### WHAT TO PRODUCE
Go through the entries below and pick out every line with "Parse".

Records about charts and figures

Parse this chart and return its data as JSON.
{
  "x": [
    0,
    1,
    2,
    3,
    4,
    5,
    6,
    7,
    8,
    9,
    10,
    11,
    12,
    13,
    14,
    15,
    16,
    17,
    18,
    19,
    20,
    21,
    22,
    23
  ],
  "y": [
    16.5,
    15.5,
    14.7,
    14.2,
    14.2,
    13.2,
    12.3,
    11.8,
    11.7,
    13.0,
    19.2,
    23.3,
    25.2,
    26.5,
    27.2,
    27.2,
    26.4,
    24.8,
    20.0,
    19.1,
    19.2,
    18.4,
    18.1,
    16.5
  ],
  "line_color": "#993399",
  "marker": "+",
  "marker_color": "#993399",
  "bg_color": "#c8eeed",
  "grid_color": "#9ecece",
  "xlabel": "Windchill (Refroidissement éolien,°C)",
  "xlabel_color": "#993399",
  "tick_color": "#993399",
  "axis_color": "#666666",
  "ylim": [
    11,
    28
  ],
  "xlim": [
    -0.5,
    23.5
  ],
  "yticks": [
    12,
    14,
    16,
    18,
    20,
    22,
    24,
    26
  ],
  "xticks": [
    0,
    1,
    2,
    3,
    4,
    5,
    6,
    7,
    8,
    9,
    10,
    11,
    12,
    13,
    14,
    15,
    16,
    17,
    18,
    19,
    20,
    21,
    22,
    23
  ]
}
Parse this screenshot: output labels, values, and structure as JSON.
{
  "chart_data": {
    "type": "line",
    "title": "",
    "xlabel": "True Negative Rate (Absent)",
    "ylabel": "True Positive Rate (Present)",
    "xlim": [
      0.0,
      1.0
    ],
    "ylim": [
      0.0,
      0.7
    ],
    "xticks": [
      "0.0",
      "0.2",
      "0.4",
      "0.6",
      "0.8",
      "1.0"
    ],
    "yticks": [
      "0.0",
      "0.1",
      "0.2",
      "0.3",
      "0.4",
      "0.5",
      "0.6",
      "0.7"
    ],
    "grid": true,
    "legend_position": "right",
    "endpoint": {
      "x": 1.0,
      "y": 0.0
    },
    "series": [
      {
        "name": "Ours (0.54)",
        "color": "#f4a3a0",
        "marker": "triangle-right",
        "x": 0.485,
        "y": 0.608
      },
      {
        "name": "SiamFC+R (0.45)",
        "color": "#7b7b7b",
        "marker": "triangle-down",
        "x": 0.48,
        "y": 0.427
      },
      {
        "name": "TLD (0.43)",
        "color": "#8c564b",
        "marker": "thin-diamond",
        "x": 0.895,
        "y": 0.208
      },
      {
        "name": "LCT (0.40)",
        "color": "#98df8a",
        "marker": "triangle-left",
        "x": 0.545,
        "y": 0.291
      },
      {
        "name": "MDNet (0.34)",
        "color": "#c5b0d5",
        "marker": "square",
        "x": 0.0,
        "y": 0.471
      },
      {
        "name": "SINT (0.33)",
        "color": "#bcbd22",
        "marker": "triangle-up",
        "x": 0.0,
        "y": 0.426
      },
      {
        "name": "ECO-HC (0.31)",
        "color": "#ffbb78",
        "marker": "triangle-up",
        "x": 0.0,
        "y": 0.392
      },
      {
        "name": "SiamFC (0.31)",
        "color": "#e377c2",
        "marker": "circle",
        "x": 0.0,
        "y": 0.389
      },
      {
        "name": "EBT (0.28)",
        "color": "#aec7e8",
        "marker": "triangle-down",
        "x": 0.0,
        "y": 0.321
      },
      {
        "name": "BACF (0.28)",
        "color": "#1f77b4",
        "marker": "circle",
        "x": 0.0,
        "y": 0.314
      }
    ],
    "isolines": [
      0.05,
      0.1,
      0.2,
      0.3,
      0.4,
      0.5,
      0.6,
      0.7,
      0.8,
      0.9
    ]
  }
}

### OUTPUT FOR THIS EXERCISE
Parse this chart and return its data as JSON.
Parse this screenshot: output labels, values, and structure as JSON.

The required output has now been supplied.